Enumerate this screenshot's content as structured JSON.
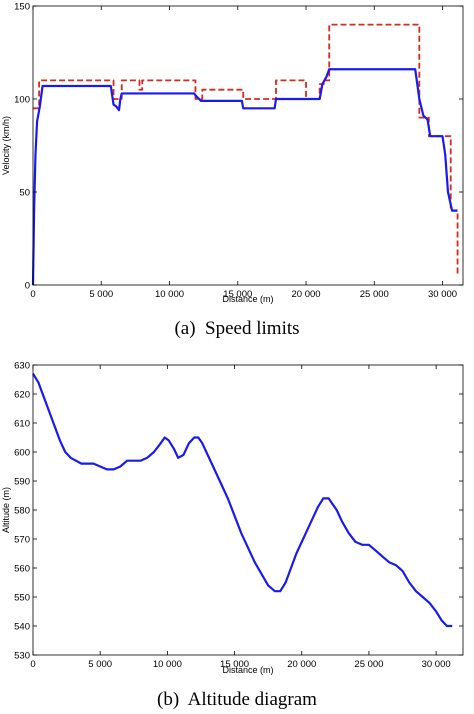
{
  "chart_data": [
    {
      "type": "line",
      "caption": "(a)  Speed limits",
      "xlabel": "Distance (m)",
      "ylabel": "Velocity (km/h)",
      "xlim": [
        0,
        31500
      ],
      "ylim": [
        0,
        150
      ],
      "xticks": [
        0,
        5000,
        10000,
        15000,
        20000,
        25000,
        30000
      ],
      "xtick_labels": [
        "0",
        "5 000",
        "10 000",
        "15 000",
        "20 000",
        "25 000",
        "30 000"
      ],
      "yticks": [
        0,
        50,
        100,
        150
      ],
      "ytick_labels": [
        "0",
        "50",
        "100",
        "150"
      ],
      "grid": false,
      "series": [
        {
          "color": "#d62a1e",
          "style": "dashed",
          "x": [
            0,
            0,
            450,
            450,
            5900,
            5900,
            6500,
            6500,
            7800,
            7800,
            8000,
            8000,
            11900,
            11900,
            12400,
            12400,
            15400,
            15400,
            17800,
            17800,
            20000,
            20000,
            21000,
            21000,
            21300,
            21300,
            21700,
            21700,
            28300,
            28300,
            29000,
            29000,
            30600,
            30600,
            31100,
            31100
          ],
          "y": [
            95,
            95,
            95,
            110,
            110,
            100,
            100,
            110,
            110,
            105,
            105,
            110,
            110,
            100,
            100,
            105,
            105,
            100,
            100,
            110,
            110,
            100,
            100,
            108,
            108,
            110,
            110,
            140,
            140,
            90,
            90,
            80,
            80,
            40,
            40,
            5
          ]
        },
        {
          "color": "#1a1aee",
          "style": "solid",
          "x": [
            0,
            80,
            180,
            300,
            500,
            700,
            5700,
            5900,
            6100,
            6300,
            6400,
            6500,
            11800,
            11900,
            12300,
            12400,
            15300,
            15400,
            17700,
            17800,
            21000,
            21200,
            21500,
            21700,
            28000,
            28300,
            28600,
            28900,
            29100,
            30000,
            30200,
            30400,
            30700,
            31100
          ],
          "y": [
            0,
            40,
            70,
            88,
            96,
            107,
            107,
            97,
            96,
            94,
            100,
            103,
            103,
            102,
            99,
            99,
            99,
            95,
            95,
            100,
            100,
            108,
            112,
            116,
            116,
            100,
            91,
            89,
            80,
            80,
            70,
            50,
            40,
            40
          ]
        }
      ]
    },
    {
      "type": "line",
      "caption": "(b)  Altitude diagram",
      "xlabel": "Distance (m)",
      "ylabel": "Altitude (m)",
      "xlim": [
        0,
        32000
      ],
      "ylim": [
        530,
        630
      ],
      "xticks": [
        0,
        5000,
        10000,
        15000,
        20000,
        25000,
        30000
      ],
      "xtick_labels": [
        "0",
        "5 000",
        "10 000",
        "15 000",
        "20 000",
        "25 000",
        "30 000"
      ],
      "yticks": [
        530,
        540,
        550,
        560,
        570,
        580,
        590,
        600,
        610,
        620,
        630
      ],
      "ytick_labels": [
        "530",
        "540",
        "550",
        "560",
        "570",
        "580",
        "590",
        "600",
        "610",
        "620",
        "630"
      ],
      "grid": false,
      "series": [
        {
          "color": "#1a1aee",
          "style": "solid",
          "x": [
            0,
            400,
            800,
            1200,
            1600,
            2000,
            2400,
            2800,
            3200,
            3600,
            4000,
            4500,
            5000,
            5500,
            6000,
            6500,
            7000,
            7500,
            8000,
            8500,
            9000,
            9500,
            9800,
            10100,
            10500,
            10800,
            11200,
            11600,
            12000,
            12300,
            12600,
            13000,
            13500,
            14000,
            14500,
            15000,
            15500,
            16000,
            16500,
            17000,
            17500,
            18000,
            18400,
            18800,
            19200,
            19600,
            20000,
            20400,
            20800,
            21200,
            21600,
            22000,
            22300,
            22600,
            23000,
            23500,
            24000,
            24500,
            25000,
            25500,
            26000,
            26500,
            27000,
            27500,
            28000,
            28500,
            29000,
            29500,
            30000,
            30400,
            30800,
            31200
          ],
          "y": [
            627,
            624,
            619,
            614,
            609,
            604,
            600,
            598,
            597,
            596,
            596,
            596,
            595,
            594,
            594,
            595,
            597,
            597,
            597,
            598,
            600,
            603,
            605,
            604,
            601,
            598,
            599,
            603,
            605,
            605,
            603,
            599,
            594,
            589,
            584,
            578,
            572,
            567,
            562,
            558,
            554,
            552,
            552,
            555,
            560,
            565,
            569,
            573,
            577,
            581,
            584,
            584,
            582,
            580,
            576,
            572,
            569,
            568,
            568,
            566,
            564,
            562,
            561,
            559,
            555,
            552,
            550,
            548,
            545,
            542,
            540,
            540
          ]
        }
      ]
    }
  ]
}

---

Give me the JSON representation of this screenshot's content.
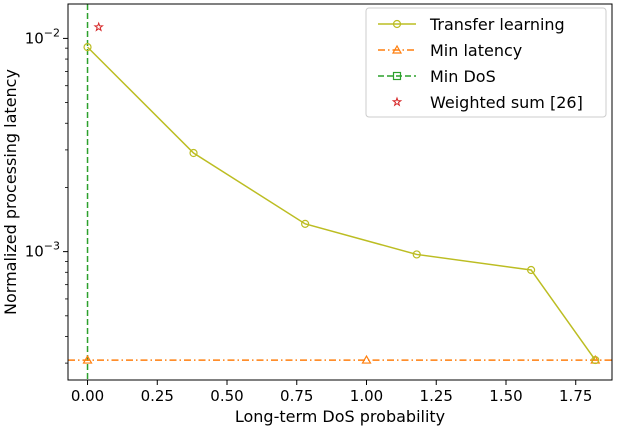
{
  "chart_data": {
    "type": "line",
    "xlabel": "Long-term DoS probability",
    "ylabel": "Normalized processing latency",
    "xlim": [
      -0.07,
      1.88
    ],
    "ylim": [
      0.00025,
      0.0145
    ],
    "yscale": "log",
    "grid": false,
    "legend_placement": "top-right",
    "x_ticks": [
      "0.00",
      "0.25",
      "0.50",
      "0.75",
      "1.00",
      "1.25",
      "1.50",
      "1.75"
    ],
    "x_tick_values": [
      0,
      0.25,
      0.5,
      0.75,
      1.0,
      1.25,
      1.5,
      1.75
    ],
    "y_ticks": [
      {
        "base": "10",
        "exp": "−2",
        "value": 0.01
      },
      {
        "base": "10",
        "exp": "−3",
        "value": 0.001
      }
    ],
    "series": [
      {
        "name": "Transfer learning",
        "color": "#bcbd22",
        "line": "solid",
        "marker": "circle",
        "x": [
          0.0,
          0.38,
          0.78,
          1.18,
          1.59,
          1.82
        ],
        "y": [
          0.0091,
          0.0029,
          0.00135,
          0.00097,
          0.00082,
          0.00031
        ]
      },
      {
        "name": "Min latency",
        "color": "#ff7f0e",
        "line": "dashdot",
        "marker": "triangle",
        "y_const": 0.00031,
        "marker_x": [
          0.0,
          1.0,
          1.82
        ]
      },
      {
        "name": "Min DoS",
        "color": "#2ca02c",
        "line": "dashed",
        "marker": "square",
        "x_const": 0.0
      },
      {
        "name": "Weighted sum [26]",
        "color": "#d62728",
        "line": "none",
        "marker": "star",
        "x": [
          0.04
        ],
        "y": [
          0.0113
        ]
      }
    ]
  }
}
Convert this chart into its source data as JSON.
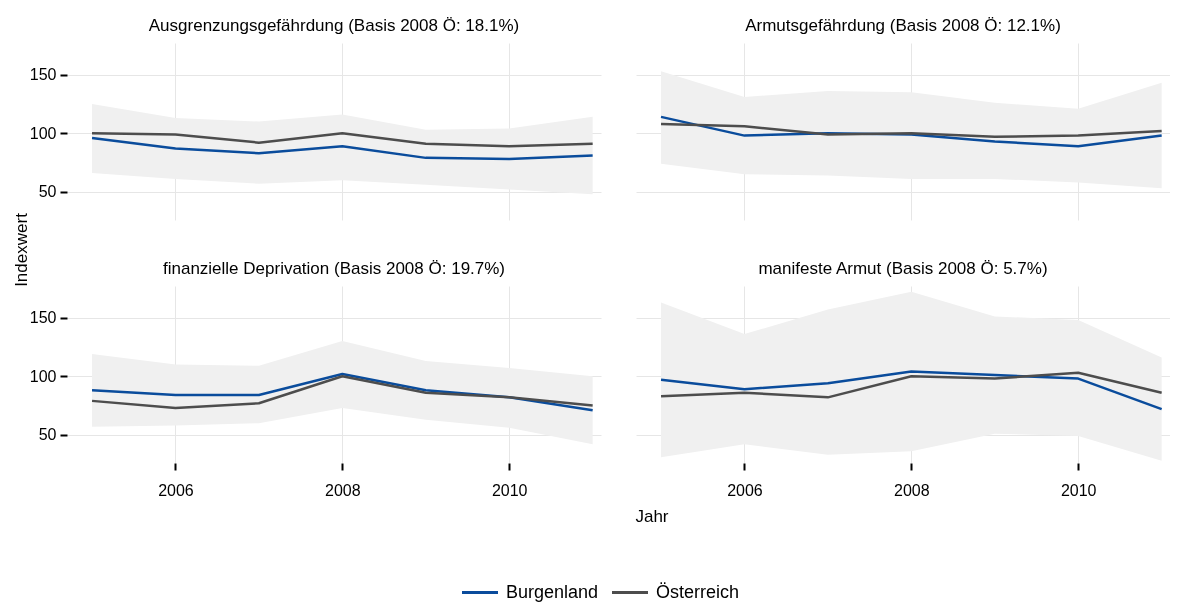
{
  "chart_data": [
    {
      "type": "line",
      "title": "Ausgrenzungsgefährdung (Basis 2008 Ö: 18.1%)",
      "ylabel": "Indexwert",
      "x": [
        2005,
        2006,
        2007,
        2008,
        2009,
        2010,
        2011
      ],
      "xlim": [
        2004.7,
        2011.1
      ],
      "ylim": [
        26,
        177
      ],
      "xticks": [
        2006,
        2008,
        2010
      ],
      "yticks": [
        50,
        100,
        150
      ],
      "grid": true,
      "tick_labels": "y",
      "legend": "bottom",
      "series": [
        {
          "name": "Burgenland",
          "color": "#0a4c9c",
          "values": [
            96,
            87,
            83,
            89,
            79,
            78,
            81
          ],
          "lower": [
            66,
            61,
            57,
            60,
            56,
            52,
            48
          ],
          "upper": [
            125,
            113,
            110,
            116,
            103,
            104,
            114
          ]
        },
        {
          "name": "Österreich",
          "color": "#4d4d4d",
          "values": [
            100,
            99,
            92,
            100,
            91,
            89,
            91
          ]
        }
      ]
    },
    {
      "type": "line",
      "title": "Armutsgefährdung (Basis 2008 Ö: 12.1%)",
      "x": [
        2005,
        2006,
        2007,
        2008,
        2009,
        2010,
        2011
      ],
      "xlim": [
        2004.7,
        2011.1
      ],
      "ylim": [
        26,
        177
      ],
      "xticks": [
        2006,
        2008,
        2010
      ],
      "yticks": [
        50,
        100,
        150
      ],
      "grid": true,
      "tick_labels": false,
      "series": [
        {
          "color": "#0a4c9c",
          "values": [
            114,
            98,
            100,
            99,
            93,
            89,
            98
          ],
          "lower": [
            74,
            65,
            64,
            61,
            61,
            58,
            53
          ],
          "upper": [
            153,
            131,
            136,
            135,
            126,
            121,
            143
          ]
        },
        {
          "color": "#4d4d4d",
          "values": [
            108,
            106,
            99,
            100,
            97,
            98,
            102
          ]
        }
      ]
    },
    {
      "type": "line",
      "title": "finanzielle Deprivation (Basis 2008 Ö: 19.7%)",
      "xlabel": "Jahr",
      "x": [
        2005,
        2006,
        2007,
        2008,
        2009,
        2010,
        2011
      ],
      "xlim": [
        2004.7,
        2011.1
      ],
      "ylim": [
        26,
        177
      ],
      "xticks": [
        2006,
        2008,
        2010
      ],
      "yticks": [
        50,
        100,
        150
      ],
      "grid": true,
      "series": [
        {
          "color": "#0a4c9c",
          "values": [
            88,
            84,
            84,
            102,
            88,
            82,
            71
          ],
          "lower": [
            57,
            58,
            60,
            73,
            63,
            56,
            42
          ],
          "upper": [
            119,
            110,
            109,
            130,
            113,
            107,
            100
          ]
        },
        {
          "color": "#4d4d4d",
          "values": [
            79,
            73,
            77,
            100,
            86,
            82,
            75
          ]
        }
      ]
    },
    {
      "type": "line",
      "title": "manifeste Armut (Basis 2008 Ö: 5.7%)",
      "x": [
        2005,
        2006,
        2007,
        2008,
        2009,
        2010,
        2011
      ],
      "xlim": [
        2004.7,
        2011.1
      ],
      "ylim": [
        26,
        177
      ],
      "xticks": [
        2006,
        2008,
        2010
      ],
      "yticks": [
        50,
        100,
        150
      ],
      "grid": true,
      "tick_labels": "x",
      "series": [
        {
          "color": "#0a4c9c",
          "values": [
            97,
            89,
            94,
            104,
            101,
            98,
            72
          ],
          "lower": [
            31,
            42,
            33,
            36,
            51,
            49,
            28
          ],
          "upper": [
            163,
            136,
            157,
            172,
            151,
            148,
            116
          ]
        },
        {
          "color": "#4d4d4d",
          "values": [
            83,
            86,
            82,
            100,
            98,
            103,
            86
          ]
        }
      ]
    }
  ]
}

■ Stated goal
Copy out each line of the material that holds the word "JSON".

■ Result of the exercise
Enumerate this screenshot's content as structured JSON.
Give me the JSON representation of this screenshot's content.
Convert this chart into its source data as JSON.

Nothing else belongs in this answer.